- **Written problem**: Write out all of the entries exactly as given.

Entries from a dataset
....
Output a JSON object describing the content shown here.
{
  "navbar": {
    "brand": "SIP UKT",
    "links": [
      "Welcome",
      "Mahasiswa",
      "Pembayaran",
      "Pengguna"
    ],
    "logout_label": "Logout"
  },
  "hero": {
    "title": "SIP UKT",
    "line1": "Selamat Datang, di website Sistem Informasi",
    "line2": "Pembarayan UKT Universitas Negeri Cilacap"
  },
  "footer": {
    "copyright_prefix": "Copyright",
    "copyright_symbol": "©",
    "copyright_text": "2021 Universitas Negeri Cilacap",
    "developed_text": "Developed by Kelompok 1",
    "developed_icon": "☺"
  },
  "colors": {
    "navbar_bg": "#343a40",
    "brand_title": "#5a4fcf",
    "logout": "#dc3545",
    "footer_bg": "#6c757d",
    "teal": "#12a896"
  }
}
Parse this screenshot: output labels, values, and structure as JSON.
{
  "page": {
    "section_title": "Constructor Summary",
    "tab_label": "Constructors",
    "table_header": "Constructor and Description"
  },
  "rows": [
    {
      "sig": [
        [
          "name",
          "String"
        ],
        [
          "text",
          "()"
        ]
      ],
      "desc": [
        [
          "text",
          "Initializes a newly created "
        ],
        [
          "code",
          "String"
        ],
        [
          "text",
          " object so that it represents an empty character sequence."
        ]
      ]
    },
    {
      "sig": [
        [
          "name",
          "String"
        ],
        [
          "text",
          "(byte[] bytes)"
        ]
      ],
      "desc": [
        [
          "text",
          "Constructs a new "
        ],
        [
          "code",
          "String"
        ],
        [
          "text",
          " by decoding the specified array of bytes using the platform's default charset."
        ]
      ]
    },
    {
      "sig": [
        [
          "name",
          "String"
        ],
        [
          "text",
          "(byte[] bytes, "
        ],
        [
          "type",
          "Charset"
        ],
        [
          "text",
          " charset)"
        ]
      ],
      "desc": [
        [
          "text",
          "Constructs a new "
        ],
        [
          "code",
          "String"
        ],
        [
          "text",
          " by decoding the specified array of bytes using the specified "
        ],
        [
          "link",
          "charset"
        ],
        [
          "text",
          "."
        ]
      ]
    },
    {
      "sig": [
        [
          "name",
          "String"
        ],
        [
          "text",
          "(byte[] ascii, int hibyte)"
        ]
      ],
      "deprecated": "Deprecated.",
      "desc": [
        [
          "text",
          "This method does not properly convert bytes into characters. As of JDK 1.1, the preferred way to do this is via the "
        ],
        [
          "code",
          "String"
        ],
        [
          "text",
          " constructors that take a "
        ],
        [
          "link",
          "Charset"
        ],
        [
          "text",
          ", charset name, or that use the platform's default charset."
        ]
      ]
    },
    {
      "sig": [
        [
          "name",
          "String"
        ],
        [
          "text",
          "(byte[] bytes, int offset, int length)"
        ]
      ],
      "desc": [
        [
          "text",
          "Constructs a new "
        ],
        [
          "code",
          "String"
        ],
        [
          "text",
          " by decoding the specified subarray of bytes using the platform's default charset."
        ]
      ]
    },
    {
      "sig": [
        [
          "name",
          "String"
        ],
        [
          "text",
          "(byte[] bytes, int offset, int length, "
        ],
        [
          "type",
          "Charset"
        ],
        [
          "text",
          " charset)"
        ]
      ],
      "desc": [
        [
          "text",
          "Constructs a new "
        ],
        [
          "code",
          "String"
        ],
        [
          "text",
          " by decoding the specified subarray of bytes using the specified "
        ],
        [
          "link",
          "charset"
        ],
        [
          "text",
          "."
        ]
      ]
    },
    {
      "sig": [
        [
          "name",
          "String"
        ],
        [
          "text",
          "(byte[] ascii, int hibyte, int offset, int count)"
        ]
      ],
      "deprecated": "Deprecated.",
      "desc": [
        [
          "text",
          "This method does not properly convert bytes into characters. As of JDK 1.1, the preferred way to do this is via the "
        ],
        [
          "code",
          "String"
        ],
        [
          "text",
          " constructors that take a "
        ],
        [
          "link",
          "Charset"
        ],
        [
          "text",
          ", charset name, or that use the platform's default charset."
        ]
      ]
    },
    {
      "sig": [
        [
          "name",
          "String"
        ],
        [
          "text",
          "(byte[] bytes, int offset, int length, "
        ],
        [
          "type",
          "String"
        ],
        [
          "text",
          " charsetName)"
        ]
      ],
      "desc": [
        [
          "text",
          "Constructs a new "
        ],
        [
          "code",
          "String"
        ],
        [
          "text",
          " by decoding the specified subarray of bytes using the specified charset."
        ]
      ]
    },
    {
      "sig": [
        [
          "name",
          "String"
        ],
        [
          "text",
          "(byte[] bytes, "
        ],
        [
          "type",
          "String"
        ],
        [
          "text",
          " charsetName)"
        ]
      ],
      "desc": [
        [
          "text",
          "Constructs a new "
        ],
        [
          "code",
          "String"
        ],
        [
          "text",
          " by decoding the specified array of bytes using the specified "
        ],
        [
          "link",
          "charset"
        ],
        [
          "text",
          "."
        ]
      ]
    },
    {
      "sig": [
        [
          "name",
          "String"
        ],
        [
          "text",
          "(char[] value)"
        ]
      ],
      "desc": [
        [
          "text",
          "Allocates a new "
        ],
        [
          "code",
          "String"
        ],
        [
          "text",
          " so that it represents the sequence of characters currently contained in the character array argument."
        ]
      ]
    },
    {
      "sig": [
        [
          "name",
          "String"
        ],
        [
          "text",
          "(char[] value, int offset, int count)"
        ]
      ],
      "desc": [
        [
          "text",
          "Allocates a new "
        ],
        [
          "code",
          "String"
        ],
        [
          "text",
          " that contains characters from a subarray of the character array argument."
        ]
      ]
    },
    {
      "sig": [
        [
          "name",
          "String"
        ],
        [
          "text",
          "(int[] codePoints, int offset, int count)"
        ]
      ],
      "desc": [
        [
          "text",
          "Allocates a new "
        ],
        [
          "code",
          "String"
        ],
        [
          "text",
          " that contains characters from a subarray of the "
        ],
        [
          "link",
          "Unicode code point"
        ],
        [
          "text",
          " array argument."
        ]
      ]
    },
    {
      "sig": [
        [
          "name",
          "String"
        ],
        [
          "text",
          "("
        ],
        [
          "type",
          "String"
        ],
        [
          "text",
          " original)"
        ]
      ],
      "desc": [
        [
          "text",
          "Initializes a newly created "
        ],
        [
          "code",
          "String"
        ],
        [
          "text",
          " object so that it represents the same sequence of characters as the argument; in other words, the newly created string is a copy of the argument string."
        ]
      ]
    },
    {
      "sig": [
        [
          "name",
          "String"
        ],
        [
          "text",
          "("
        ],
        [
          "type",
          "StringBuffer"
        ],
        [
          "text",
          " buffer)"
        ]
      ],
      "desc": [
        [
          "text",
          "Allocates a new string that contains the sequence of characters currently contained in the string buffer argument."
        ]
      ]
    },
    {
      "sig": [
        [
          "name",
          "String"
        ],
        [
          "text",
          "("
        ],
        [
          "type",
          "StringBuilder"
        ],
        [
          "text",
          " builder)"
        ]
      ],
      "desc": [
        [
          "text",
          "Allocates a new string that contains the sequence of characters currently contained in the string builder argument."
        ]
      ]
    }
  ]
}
....
- **Solution**:
Output a JSON object describing the content shown here.
{
  "navbar": {
    "brand": "SIP UKT",
    "links": [
      "Welcome",
      "Mahasiswa",
      "Pembayaran",
      "Pengguna"
    ],
    "logout_label": "Logout"
  },
  "hero": {
    "title": "SIP UKT",
    "line1": "Selamat Datang, di website Sistem Informasi",
    "line2": "Pembarayan UKT Universitas Negeri Cilacap"
  },
  "footer": {
    "copyright_prefix": "Copyright",
    "copyright_symbol": "©",
    "copyright_text": "2021 Universitas Negeri Cilacap",
    "developed_text": "Developed by Kelompok 1",
    "developed_icon": "☺"
  },
  "colors": {
    "navbar_bg": "#343a40",
    "brand_title": "#5a4fcf",
    "logout": "#dc3545",
    "footer_bg": "#6c757d",
    "teal": "#12a896"
  }
}
Parse this screenshot: output labels, values, and structure as JSON.
{
  "page": {
    "section_title": "Constructor Summary",
    "tab_label": "Constructors",
    "table_header": "Constructor and Description"
  },
  "rows": [
    {
      "sig": [
        [
          "name",
          "String"
        ],
        [
          "text",
          "()"
        ]
      ],
      "desc": [
        [
          "text",
          "Initializes a newly created "
        ],
        [
          "code",
          "String"
        ],
        [
          "text",
          " object so that it represents an empty character sequence."
        ]
      ]
    },
    {
      "sig": [
        [
          "name",
          "String"
        ],
        [
          "text",
          "(byte[] bytes)"
        ]
      ],
      "desc": [
        [
          "text",
          "Constructs a new "
        ],
        [
          "code",
          "String"
        ],
        [
          "text",
          " by decoding the specified array of bytes using the platform's default charset."
        ]
      ]
    },
    {
      "sig": [
        [
          "name",
          "String"
        ],
        [
          "text",
          "(byte[] bytes, "
        ],
        [
          "type",
          "Charset"
        ],
        [
          "text",
          " charset)"
        ]
      ],
      "desc": [
        [
          "text",
          "Constructs a new "
        ],
        [
          "code",
          "String"
        ],
        [
          "text",
          " by decoding the specified array of bytes using the specified "
        ],
        [
          "link",
          "charset"
        ],
        [
          "text",
          "."
        ]
      ]
    },
    {
      "sig": [
        [
          "name",
          "String"
        ],
        [
          "text",
          "(byte[] ascii, int hibyte)"
        ]
      ],
      "deprecated": "Deprecated.",
      "desc": [
        [
          "text",
          "This method does not properly convert bytes into characters. As of JDK 1.1, the preferred way to do this is via the "
        ],
        [
          "code",
          "String"
        ],
        [
          "text",
          " constructors that take a "
        ],
        [
          "link",
          "Charset"
        ],
        [
          "text",
          ", charset name, or that use the platform's default charset."
        ]
      ]
    },
    {
      "sig": [
        [
          "name",
          "String"
        ],
        [
          "text",
          "(byte[] bytes, int offset, int length)"
        ]
      ],
      "desc": [
        [
          "text",
          "Constructs a new "
        ],
        [
          "code",
          "String"
        ],
        [
          "text",
          " by decoding the specified subarray of bytes using the platform's default charset."
        ]
      ]
    },
    {
      "sig": [
        [
          "name",
          "String"
        ],
        [
          "text",
          "(byte[] bytes, int offset, int length, "
        ],
        [
          "type",
          "Charset"
        ],
        [
          "text",
          " charset)"
        ]
      ],
      "desc": [
        [
          "text",
          "Constructs a new "
        ],
        [
          "code",
          "String"
        ],
        [
          "text",
          " by decoding the specified subarray of bytes using the specified "
        ],
        [
          "link",
          "charset"
        ],
        [
          "text",
          "."
        ]
      ]
    },
    {
      "sig": [
        [
          "name",
          "String"
        ],
        [
          "text",
          "(byte[] ascii, int hibyte, int offset, int count)"
        ]
      ],
      "deprecated": "Deprecated.",
      "desc": [
        [
          "text",
          "This method does not properly convert bytes into characters. As of JDK 1.1, the preferred way to do this is via the "
        ],
        [
          "code",
          "String"
        ],
        [
          "text",
          " constructors that take a "
        ],
        [
          "link",
          "Charset"
        ],
        [
          "text",
          ", charset name, or that use the platform's default charset."
        ]
      ]
    },
    {
      "sig": [
        [
          "name",
          "String"
        ],
        [
          "text",
          "(byte[] bytes, int offset, int length, "
        ],
        [
          "type",
          "String"
        ],
        [
          "text",
          " charsetName)"
        ]
      ],
      "desc": [
        [
          "text",
          "Constructs a new "
        ],
        [
          "code",
          "String"
        ],
        [
          "text",
          " by decoding the specified subarray of bytes using the specified charset."
        ]
      ]
    },
    {
      "sig": [
        [
          "name",
          "String"
        ],
        [
          "text",
          "(byte[] bytes, "
        ],
        [
          "type",
          "String"
        ],
        [
          "text",
          " charsetName)"
        ]
      ],
      "desc": [
        [
          "text",
          "Constructs a new "
        ],
        [
          "code",
          "String"
        ],
        [
          "text",
          " by decoding the specified array of bytes using the specified "
        ],
        [
          "link",
          "charset"
        ],
        [
          "text",
          "."
        ]
      ]
    },
    {
      "sig": [
        [
          "name",
          "String"
        ],
        [
          "text",
          "(char[] value)"
        ]
      ],
      "desc": [
        [
          "text",
          "Allocates a new "
        ],
        [
          "code",
          "String"
        ],
        [
          "text",
          " so that it represents the sequence of characters currently contained in the character array argument."
        ]
      ]
    },
    {
      "sig": [
        [
          "name",
          "String"
        ],
        [
          "text",
          "(char[] value, int offset, int count)"
        ]
      ],
      "desc": [
        [
          "text",
          "Allocates a new "
        ],
        [
          "code",
          "String"
        ],
        [
          "text",
          " that contains characters from a subarray of the character array argument."
        ]
      ]
    },
    {
      "sig": [
        [
          "name",
          "String"
        ],
        [
          "text",
          "(int[] codePoints, int offset, int count)"
        ]
      ],
      "desc": [
        [
          "text",
          "Allocates a new "
        ],
        [
          "code",
          "String"
        ],
        [
          "text",
          " that contains characters from a subarray of the "
        ],
        [
          "link",
          "Unicode code point"
        ],
        [
          "text",
          " array argument."
        ]
      ]
    },
    {
      "sig": [
        [
          "name",
          "String"
        ],
        [
          "text",
          "("
        ],
        [
          "type",
          "String"
        ],
        [
          "text",
          " original)"
        ]
      ],
      "desc": [
        [
          "text",
          "Initializes a newly created "
        ],
        [
          "code",
          "String"
        ],
        [
          "text",
          " object so that it represents the same sequence of characters as the argument; in other words, the newly created string is a copy of the argument string."
        ]
      ]
    },
    {
      "sig": [
        [
          "name",
          "String"
        ],
        [
          "text",
          "("
        ],
        [
          "type",
          "StringBuffer"
        ],
        [
          "text",
          " buffer)"
        ]
      ],
      "desc": [
        [
          "text",
          "Allocates a new string that contains the sequence of characters currently contained in the string buffer argument."
        ]
      ]
    },
    {
      "sig": [
        [
          "name",
          "String"
        ],
        [
          "text",
          "("
        ],
        [
          "type",
          "StringBuilder"
        ],
        [
          "text",
          " builder)"
        ]
      ],
      "desc": [
        [
          "text",
          "Allocates a new string that contains the sequence of characters currently contained in the string builder argument."
        ]
      ]
    }
  ]
}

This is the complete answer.